[What is required]
Omit images. Retype all entries verbatim.

[Dataset excerpt]

================

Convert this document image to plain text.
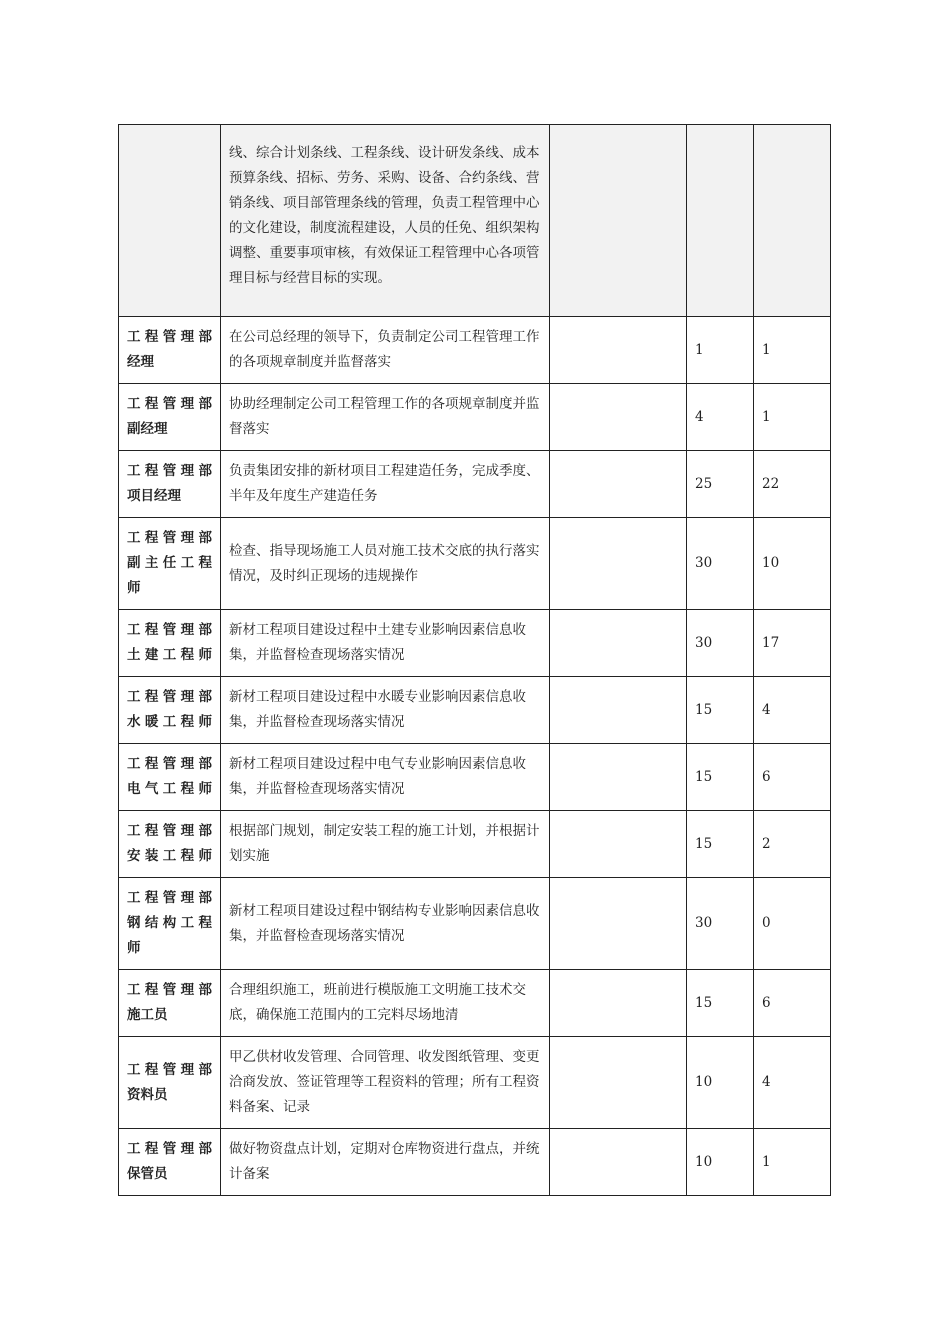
	线、综合计划条线、工程条线、设计研发条线、成本预算条线、招标、劳务、采购、设备、合约条线、营销条线、项目部管理条线的管理，负责工程管理中心的文化建设，制度流程建设，人员的任免、组织架构调整、重要事项审核，有效保证工程管理中心各项管理目标与经营目标的实现。			

工程管理部
经理	在公司总经理的领导下，负责制定公司工程管理工作的各项规章制度并监督落实		1	1

工程管理部
副经理	协助经理制定公司工程管理工作的各项规章制度并监督落实		4	1

工程管理部
项目经理	负责集团安排的新材项目工程建造任务，完成季度、半年及年度生产建造任务		25	22

工程管理部
副主任工程
师	检查、指导现场施工人员对施工技术交底的执行落实情况，及时纠正现场的违规操作		30	10

工程管理部
土建工程师	新材工程项目建设过程中土建专业影响因素信息收集，并监督检查现场落实情况		30	17

工程管理部
水暖工程师	新材工程项目建设过程中水暖专业影响因素信息收集，并监督检查现场落实情况		15	4

工程管理部
电气工程师	新材工程项目建设过程中电气专业影响因素信息收集，并监督检查现场落实情况		15	6

工程管理部
安装工程师	根据部门规划，制定安装工程的施工计划，并根据计划实施		15	2

工程管理部
钢结构工程
师	新材工程项目建设过程中钢结构专业影响因素信息收集，并监督检查现场落实情况		30	0

工程管理部
施工员	合理组织施工，班前进行模版施工文明施工技术交底，确保施工范围内的工完料尽场地清		15	6

工程管理部
资料员	甲乙供材收发管理、合同管理、收发图纸管理、变更洽商发放、签证管理等工程资料的管理；所有工程资料备案、记录		10	4

工程管理部
保管员	做好物资盘点计划，定期对仓库物资进行盘点，并统计备案		10	1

================

[Complete answer]
Convert this document image to plain text.
	线、综合计划条线、工程条线、设计研发条线、成本预算条线、招标、劳务、采购、设备、合约条线、营销条线、项目部管理条线的管理，负责工程管理中心的文化建设，制度流程建设，人员的任免、组织架构调整、重要事项审核，有效保证工程管理中心各项管理目标与经营目标的实现。			

工程管理部
经理	在公司总经理的领导下，负责制定公司工程管理工作的各项规章制度并监督落实		1	1

工程管理部
副经理	协助经理制定公司工程管理工作的各项规章制度并监督落实		4	1

工程管理部
项目经理	负责集团安排的新材项目工程建造任务，完成季度、半年及年度生产建造任务		25	22

工程管理部
副主任工程
师	检查、指导现场施工人员对施工技术交底的执行落实情况，及时纠正现场的违规操作		30	10

工程管理部
土建工程师	新材工程项目建设过程中土建专业影响因素信息收集，并监督检查现场落实情况		30	17

工程管理部
水暖工程师	新材工程项目建设过程中水暖专业影响因素信息收集，并监督检查现场落实情况		15	4

工程管理部
电气工程师	新材工程项目建设过程中电气专业影响因素信息收集，并监督检查现场落实情况		15	6

工程管理部
安装工程师	根据部门规划，制定安装工程的施工计划，并根据计划实施		15	2

工程管理部
钢结构工程
师	新材工程项目建设过程中钢结构专业影响因素信息收集，并监督检查现场落实情况		30	0

工程管理部
施工员	合理组织施工，班前进行模版施工文明施工技术交底，确保施工范围内的工完料尽场地清		15	6

工程管理部
资料员	甲乙供材收发管理、合同管理、收发图纸管理、变更洽商发放、签证管理等工程资料的管理；所有工程资料备案、记录		10	4

工程管理部
保管员	做好物资盘点计划，定期对仓库物资进行盘点，并统计备案		10	1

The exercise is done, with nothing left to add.